» **EXERCISE OBJECTIVE**
Return all lines where the word "tester" can be found.

** Begin ITEMS **

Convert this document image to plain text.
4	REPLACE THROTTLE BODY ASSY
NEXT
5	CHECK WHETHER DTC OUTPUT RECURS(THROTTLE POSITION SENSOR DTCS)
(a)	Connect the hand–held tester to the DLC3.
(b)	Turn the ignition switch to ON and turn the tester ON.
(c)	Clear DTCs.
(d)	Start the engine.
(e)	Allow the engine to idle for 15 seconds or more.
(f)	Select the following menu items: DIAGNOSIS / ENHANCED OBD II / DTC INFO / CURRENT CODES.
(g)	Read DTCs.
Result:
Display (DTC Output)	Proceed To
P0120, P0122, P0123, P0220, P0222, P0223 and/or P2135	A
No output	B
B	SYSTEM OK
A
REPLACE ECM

** End ITEMS **

» **FINISHED EXERCISE**
(a)	Connect the hand–held tester to the DLC3.
(b)	Turn the ignition switch to ON and turn the tester ON.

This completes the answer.